_Lines of data:_
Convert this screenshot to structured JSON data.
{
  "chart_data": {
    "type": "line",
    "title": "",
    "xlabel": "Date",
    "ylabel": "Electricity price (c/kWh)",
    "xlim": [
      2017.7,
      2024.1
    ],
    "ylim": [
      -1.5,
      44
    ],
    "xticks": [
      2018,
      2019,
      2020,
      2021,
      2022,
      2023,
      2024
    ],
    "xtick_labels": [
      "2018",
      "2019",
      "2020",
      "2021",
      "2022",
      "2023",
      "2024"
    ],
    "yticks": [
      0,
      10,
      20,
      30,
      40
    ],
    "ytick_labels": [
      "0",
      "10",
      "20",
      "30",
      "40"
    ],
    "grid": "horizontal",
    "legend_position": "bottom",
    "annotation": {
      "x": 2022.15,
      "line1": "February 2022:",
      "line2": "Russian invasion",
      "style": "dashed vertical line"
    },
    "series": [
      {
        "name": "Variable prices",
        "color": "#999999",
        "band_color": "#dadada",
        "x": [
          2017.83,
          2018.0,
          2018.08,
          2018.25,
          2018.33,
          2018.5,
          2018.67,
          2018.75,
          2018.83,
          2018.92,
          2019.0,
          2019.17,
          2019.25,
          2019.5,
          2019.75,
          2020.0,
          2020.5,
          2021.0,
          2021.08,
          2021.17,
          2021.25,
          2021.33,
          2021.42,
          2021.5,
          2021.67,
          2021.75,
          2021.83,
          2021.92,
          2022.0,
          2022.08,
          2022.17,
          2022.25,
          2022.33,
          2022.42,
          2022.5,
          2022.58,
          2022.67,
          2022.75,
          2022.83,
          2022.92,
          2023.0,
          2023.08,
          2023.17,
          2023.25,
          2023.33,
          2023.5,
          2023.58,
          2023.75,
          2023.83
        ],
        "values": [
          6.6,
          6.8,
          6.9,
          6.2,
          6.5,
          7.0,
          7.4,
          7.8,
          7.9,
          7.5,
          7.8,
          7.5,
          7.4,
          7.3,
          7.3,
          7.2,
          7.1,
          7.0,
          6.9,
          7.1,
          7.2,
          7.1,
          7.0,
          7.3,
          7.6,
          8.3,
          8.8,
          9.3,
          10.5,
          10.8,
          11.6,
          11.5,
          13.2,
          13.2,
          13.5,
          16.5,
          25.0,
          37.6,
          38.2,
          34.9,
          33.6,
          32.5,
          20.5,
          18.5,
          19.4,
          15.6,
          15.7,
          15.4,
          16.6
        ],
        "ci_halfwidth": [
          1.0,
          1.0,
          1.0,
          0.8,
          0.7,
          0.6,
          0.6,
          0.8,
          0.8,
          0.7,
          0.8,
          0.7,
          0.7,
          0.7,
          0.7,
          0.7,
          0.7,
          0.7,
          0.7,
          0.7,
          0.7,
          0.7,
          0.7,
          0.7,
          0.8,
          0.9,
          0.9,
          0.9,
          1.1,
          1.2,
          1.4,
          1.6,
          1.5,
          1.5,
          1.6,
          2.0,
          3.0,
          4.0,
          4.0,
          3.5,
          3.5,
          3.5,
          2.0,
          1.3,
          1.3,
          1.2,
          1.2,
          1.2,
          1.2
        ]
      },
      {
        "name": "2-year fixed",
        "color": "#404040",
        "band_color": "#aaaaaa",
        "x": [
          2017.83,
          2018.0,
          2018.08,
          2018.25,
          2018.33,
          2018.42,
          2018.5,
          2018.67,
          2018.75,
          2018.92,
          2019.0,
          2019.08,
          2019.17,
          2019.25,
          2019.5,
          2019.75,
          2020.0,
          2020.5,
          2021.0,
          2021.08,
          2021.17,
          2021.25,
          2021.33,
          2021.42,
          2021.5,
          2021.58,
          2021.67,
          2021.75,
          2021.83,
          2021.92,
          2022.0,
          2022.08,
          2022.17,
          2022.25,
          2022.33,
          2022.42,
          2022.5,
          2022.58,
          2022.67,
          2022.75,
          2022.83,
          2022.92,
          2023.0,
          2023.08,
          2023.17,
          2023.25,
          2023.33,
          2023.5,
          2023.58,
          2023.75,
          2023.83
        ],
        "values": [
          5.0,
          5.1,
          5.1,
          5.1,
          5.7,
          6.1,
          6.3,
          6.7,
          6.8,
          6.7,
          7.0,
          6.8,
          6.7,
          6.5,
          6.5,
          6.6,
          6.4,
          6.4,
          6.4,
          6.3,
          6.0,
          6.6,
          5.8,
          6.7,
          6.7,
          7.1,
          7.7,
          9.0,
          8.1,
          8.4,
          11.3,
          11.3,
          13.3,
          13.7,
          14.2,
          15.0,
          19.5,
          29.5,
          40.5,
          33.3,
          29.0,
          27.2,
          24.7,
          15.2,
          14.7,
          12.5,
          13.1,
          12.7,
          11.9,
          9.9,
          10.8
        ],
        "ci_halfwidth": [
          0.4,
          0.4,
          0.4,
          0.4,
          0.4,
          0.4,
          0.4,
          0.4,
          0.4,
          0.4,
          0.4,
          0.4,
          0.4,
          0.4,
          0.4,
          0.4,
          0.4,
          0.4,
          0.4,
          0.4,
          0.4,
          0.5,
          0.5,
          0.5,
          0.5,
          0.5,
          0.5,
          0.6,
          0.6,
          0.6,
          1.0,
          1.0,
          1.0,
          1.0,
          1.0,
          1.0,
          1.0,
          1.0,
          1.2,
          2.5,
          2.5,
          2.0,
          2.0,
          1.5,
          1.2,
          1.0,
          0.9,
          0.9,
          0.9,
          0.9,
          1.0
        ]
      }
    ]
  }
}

_REQUIRED WORK:_
In the records above, find each line with the word "name" and copy it.

_SOLVED EXERCISE:_
        "name": "Variable prices",
        "name": "2-year fixed",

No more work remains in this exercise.